(Stored entries)
-- BEGIN --

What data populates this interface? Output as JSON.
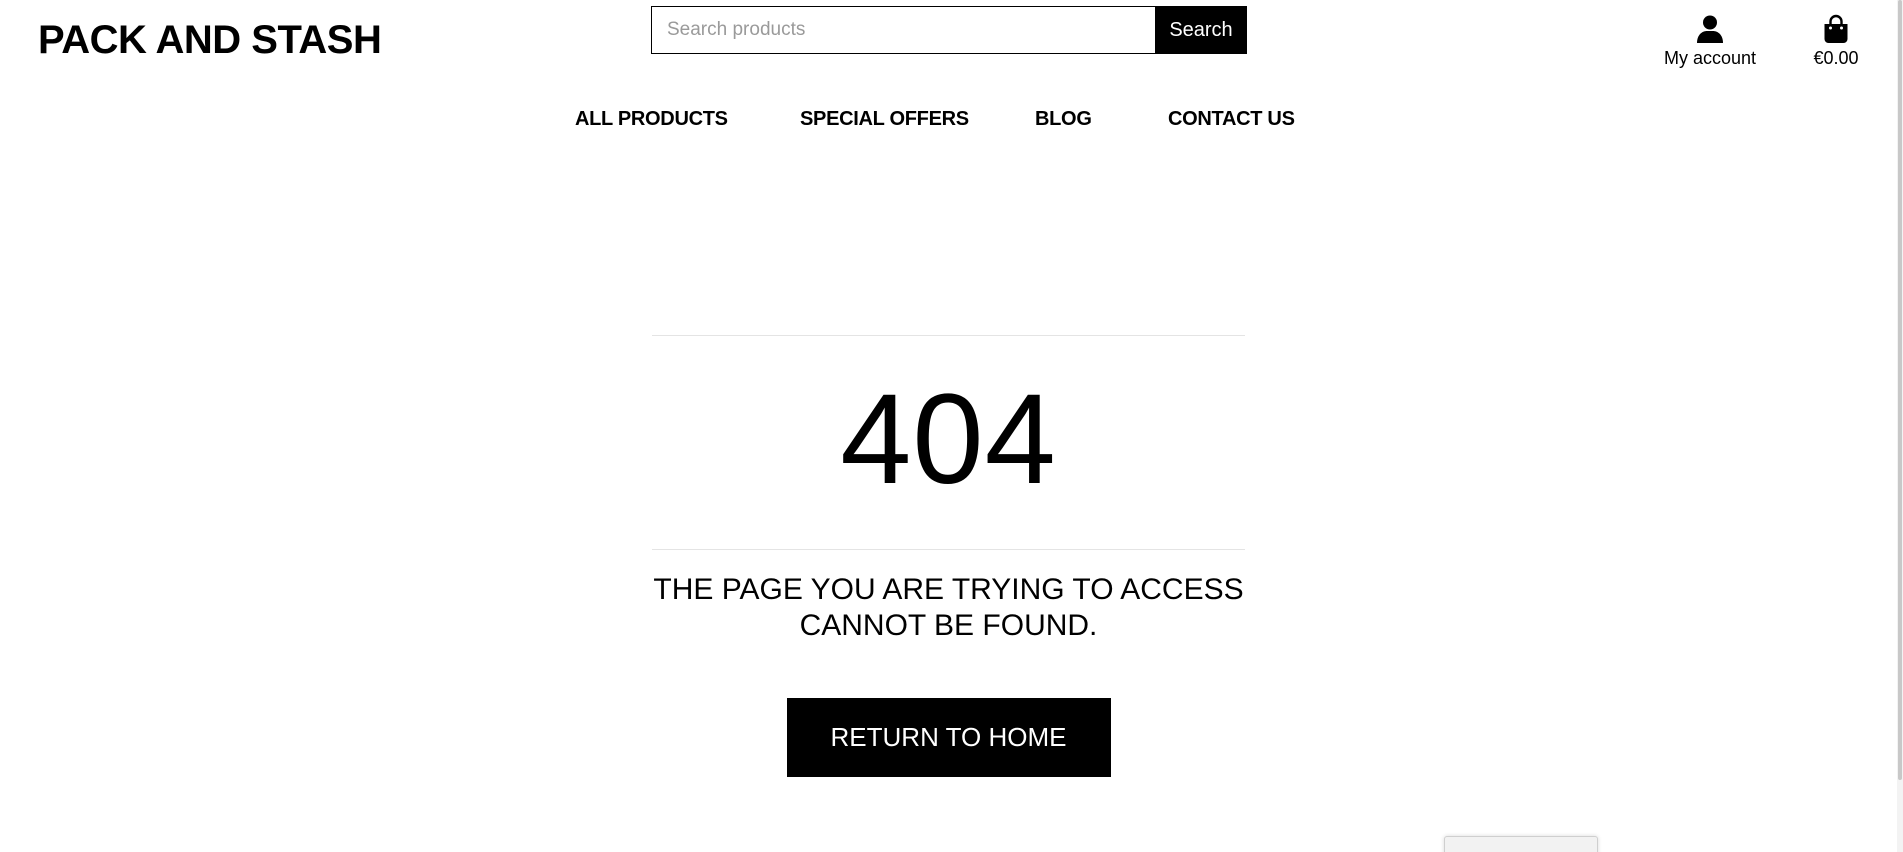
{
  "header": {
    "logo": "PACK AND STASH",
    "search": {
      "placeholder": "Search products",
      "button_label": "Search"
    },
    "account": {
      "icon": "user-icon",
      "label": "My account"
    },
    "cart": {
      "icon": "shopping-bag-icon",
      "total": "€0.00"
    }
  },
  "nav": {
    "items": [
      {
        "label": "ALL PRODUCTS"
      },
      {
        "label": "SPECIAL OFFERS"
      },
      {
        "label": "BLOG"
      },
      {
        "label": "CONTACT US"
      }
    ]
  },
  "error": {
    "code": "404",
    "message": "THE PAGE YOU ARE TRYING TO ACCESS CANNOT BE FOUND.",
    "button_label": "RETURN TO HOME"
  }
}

-- END --

• _PROBLEM TO WORK ON_
Quote the full listing above word for word; exclude every picture from the copy.

• _WRITTEN ANSWER_
What data populates this interface? Output as JSON.
{
  "header": {
    "logo": "PACK AND STASH",
    "search": {
      "placeholder": "Search products",
      "button_label": "Search"
    },
    "account": {
      "icon": "user-icon",
      "label": "My account"
    },
    "cart": {
      "icon": "shopping-bag-icon",
      "total": "€0.00"
    }
  },
  "nav": {
    "items": [
      {
        "label": "ALL PRODUCTS"
      },
      {
        "label": "SPECIAL OFFERS"
      },
      {
        "label": "BLOG"
      },
      {
        "label": "CONTACT US"
      }
    ]
  },
  "error": {
    "code": "404",
    "message": "THE PAGE YOU ARE TRYING TO ACCESS CANNOT BE FOUND.",
    "button_label": "RETURN TO HOME"
  }
}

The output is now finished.